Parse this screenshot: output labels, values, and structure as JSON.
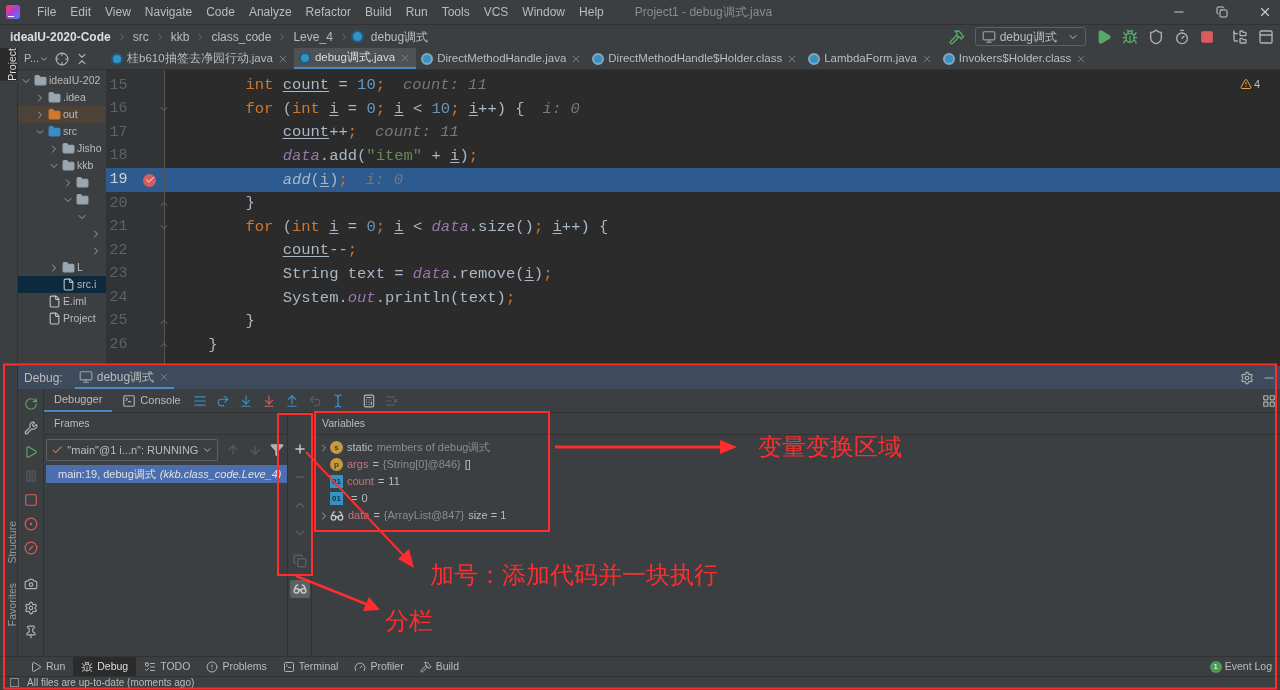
{
  "menu_bar": {
    "items": [
      "File",
      "Edit",
      "View",
      "Navigate",
      "Code",
      "Analyze",
      "Refactor",
      "Build",
      "Run",
      "Tools",
      "VCS",
      "Window",
      "Help"
    ],
    "window_title": "Project1 - debug调式.java"
  },
  "breadcrumb": [
    {
      "label": "ideaIU-2020-Code",
      "kind": "project"
    },
    {
      "label": "src",
      "kind": "folder"
    },
    {
      "label": "kkb",
      "kind": "folder"
    },
    {
      "label": "class_code",
      "kind": "folder"
    },
    {
      "label": "Leve_4",
      "kind": "folder"
    },
    {
      "label": "debug调式",
      "kind": "class"
    }
  ],
  "run_configuration": {
    "label": "debug调式"
  },
  "side_strip": [
    {
      "label": "Project",
      "selected": true
    },
    {
      "label": "Structure",
      "selected": false
    },
    {
      "label": "Favorites",
      "selected": false
    }
  ],
  "project_panel": {
    "title": "P...",
    "tree": [
      {
        "name": "ideaIU-202",
        "kind": "module",
        "expanded": true,
        "selected": false,
        "children": [
          {
            "name": ".idea",
            "kind": "folder",
            "expanded": false,
            "selected": false
          },
          {
            "name": "out",
            "kind": "excluded",
            "expanded": false,
            "selected": false
          },
          {
            "name": "src",
            "kind": "source",
            "expanded": true,
            "selected": false,
            "children": [
              {
                "name": "Jisho",
                "kind": "package",
                "expanded": false,
                "selected": false
              },
              {
                "name": "kkb",
                "kind": "package",
                "expanded": true,
                "selected": false,
                "children": [
                  {
                    "kind": "package",
                    "expanded": false,
                    "selected": false
                  },
                  {
                    "kind": "package",
                    "expanded": true,
                    "selected": false,
                    "children": [
                      {
                        "expanded": true,
                        "selected": false,
                        "children": [
                          {
                            "expanded": false,
                            "selected": false
                          },
                          {
                            "expanded": false,
                            "selected": false
                          }
                        ]
                      }
                    ]
                  }
                ]
              },
              {
                "name": "L",
                "kind": "package",
                "expanded": false,
                "selected": false
              },
              {
                "name": "src.i",
                "kind": "file",
                "selected": true
              }
            ]
          },
          {
            "name": "E.iml",
            "kind": "file",
            "selected": false
          },
          {
            "name": "Project",
            "kind": "file",
            "selected": false
          }
        ]
      }
    ]
  },
  "editor_tabs": [
    {
      "label": "桂b610抽签去净园行动.java",
      "kind": "java",
      "selected": false
    },
    {
      "label": "debug调式.java",
      "kind": "java",
      "selected": true
    },
    {
      "label": "DirectMethodHandle.java",
      "kind": "library",
      "selected": false
    },
    {
      "label": "DirectMethodHandle$Holder.class",
      "kind": "library",
      "selected": false
    },
    {
      "label": "LambdaForm.java",
      "kind": "library",
      "selected": false
    },
    {
      "label": "Invokers$Holder.class",
      "kind": "library",
      "selected": false
    }
  ],
  "editor": {
    "warning_count": "4",
    "lines": [
      {
        "number": "15",
        "current": false,
        "breakpoint": false,
        "fold_start": false,
        "fold_end": false,
        "hint": "count: 11",
        "tokens": [
          {
            "text": "        int ",
            "kind": "keyword"
          },
          {
            "text": "count",
            "kind": "var"
          },
          {
            "text": " = ",
            "kind": "plain"
          },
          {
            "text": "10",
            "kind": "number"
          },
          {
            "text": ";",
            "kind": "keyword"
          }
        ]
      },
      {
        "number": "16",
        "current": false,
        "breakpoint": false,
        "fold_start": true,
        "fold_end": false,
        "hint": "i: 0",
        "tokens": [
          {
            "text": "        for",
            "kind": "keyword"
          },
          {
            "text": " (",
            "kind": "plain"
          },
          {
            "text": "int ",
            "kind": "keyword"
          },
          {
            "text": "i",
            "kind": "var"
          },
          {
            "text": " = ",
            "kind": "plain"
          },
          {
            "text": "0",
            "kind": "number"
          },
          {
            "text": "; ",
            "kind": "keyword"
          },
          {
            "text": "i",
            "kind": "var"
          },
          {
            "text": " < ",
            "kind": "plain"
          },
          {
            "text": "10",
            "kind": "number"
          },
          {
            "text": "; ",
            "kind": "keyword"
          },
          {
            "text": "i",
            "kind": "var"
          },
          {
            "text": "++) {",
            "kind": "plain"
          }
        ]
      },
      {
        "number": "17",
        "current": false,
        "breakpoint": false,
        "fold_start": false,
        "fold_end": false,
        "hint": "count: 11",
        "tokens": [
          {
            "text": "            count",
            "kind": "var"
          },
          {
            "text": "++",
            "kind": "plain"
          },
          {
            "text": ";",
            "kind": "keyword"
          }
        ]
      },
      {
        "number": "18",
        "current": false,
        "breakpoint": false,
        "fold_start": false,
        "fold_end": false,
        "tokens": [
          {
            "text": "            data",
            "kind": "field"
          },
          {
            "text": ".add(",
            "kind": "plain"
          },
          {
            "text": "\"item\"",
            "kind": "string"
          },
          {
            "text": " + ",
            "kind": "plain"
          },
          {
            "text": "i",
            "kind": "var"
          },
          {
            "text": ")",
            "kind": "plain"
          },
          {
            "text": ";",
            "kind": "keyword"
          }
        ]
      },
      {
        "number": "19",
        "current": true,
        "breakpoint": true,
        "fold_start": false,
        "fold_end": false,
        "hint": "i: 0",
        "tokens": [
          {
            "text": "            add",
            "kind": "call"
          },
          {
            "text": "(",
            "kind": "plain"
          },
          {
            "text": "i",
            "kind": "var"
          },
          {
            "text": ")",
            "kind": "plain"
          },
          {
            "text": ";",
            "kind": "keyword"
          }
        ]
      },
      {
        "number": "20",
        "current": false,
        "breakpoint": false,
        "fold_start": false,
        "fold_end": true,
        "tokens": [
          {
            "text": "        }",
            "kind": "plain"
          }
        ]
      },
      {
        "number": "21",
        "current": false,
        "breakpoint": false,
        "fold_start": true,
        "fold_end": false,
        "tokens": [
          {
            "text": "        for",
            "kind": "keyword"
          },
          {
            "text": " (",
            "kind": "plain"
          },
          {
            "text": "int ",
            "kind": "keyword"
          },
          {
            "text": "i",
            "kind": "var"
          },
          {
            "text": " = ",
            "kind": "plain"
          },
          {
            "text": "0",
            "kind": "number"
          },
          {
            "text": "; ",
            "kind": "keyword"
          },
          {
            "text": "i",
            "kind": "var"
          },
          {
            "text": " < ",
            "kind": "plain"
          },
          {
            "text": "data",
            "kind": "field"
          },
          {
            "text": ".size()",
            "kind": "plain"
          },
          {
            "text": "; ",
            "kind": "keyword"
          },
          {
            "text": "i",
            "kind": "var"
          },
          {
            "text": "++) {",
            "kind": "plain"
          }
        ]
      },
      {
        "number": "22",
        "current": false,
        "breakpoint": false,
        "fold_start": false,
        "fold_end": false,
        "tokens": [
          {
            "text": "            count",
            "kind": "var"
          },
          {
            "text": "--",
            "kind": "plain"
          },
          {
            "text": ";",
            "kind": "keyword"
          }
        ]
      },
      {
        "number": "23",
        "current": false,
        "breakpoint": false,
        "fold_start": false,
        "fold_end": false,
        "tokens": [
          {
            "text": "            String text = ",
            "kind": "plain"
          },
          {
            "text": "data",
            "kind": "field"
          },
          {
            "text": ".remove(",
            "kind": "plain"
          },
          {
            "text": "i",
            "kind": "var"
          },
          {
            "text": ")",
            "kind": "plain"
          },
          {
            "text": ";",
            "kind": "keyword"
          }
        ]
      },
      {
        "number": "24",
        "current": false,
        "breakpoint": false,
        "fold_start": false,
        "fold_end": false,
        "tokens": [
          {
            "text": "            System.",
            "kind": "plain"
          },
          {
            "text": "out",
            "kind": "field"
          },
          {
            "text": ".println(text)",
            "kind": "plain"
          },
          {
            "text": ";",
            "kind": "keyword"
          }
        ]
      },
      {
        "number": "25",
        "current": false,
        "breakpoint": false,
        "fold_start": false,
        "fold_end": true,
        "tokens": [
          {
            "text": "        }",
            "kind": "plain"
          }
        ]
      },
      {
        "number": "26",
        "current": false,
        "breakpoint": false,
        "fold_start": false,
        "fold_end": true,
        "tokens": [
          {
            "text": "    }",
            "kind": "plain"
          }
        ]
      }
    ]
  },
  "debug": {
    "title": "Debug:",
    "session_tab": {
      "label": "debug调式"
    },
    "actions": [
      {
        "kind": "rerun",
        "disabled": false
      },
      {
        "kind": "settings-wrench",
        "disabled": false
      },
      {
        "kind": "resume",
        "disabled": false
      },
      {
        "kind": "pause",
        "disabled": true
      },
      {
        "kind": "stop",
        "disabled": false
      },
      {
        "kind": "breakpoints",
        "disabled": false
      },
      {
        "kind": "mute",
        "disabled": false
      },
      {
        "kind": "camera",
        "disabled": false
      },
      {
        "kind": "gear",
        "disabled": false
      },
      {
        "kind": "pin",
        "disabled": false
      }
    ],
    "tabs": [
      {
        "label": "Debugger",
        "kind": "debugger",
        "selected": true
      },
      {
        "label": "Console",
        "kind": "console",
        "selected": false
      }
    ],
    "toolbar": [
      {
        "kind": "threads",
        "disabled": false
      },
      {
        "kind": "step-over",
        "disabled": false
      },
      {
        "kind": "step-into",
        "disabled": false
      },
      {
        "kind": "force-step-into",
        "disabled": false
      },
      {
        "kind": "step-out",
        "disabled": false
      },
      {
        "kind": "drop-frame",
        "disabled": true
      },
      {
        "kind": "run-to-cursor",
        "disabled": false
      },
      {
        "kind": "evaluate",
        "disabled": false
      },
      {
        "kind": "trace",
        "disabled": true
      }
    ],
    "frames": {
      "header": "Frames",
      "thread": "\"main\"@1 i...n\": RUNNING",
      "items": [
        {
          "text": "main:19, debug调式",
          "location": "(kkb.class_code.Leve_4)",
          "selected": true
        }
      ]
    },
    "watch_toolbar": [
      {
        "kind": "add",
        "disabled": false,
        "selected": false
      },
      {
        "kind": "remove",
        "disabled": true,
        "selected": false
      },
      {
        "kind": "up",
        "disabled": true,
        "selected": false
      },
      {
        "kind": "down",
        "disabled": true,
        "selected": false
      },
      {
        "kind": "copy",
        "disabled": true,
        "selected": false
      },
      {
        "kind": "watches",
        "disabled": false,
        "selected": true
      }
    ],
    "variables": {
      "header": "Variables",
      "items": [
        {
          "badge": "s",
          "kind": "static",
          "name": "static",
          "expandable": true,
          "value": [
            {
              "text": "members of debug调式",
              "kind": "ref"
            }
          ]
        },
        {
          "badge": "p",
          "kind": "param",
          "name": "args",
          "separator": "=",
          "expandable": false,
          "value": [
            {
              "text": "{String[0]@846}",
              "kind": "ref"
            },
            {
              "text": "[]",
              "kind": "plain"
            }
          ]
        },
        {
          "badge": "01",
          "kind": "local",
          "name": "count",
          "separator": "=",
          "expandable": false,
          "value": [
            {
              "text": "11",
              "kind": "plain"
            }
          ]
        },
        {
          "badge": "01",
          "kind": "local",
          "separator": "=",
          "expandable": false,
          "value": [
            {
              "text": "0",
              "kind": "plain"
            }
          ]
        },
        {
          "kind": "watch",
          "name": "data",
          "separator": "=",
          "expandable": true,
          "value": [
            {
              "text": "{ArrayList@847}",
              "kind": "ref"
            },
            {
              "text": "size = 1",
              "kind": "plain"
            }
          ]
        }
      ]
    }
  },
  "bottom_tabs": [
    {
      "label": "Run",
      "kind": "run",
      "selected": false
    },
    {
      "label": "Debug",
      "kind": "debug",
      "selected": true
    },
    {
      "label": "TODO",
      "kind": "todo",
      "selected": false
    },
    {
      "label": "Problems",
      "kind": "problems",
      "selected": false
    },
    {
      "label": "Terminal",
      "kind": "terminal",
      "selected": false
    },
    {
      "label": "Profiler",
      "kind": "profiler",
      "selected": false
    },
    {
      "label": "Build",
      "kind": "build",
      "selected": false
    }
  ],
  "event_log": {
    "label": "Event Log",
    "count": "1"
  },
  "status_bar": {
    "message": "All files are up-to-date (moments ago)"
  },
  "annotations": [
    "变量变换区域",
    "加号：添加代码并一块执行",
    "分栏"
  ]
}
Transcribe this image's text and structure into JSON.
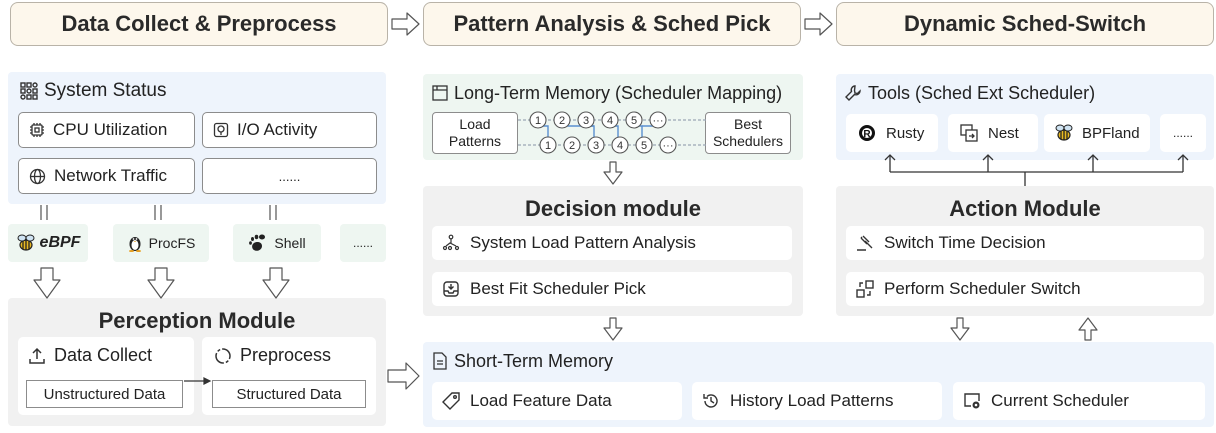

◇ ◇ ◇ ◇ ◇

*YOUR TASK*: Your answer should be a single number: the count of lines in the data that include the word "debug调式".

*OUTPUT OF THE TASK*: 7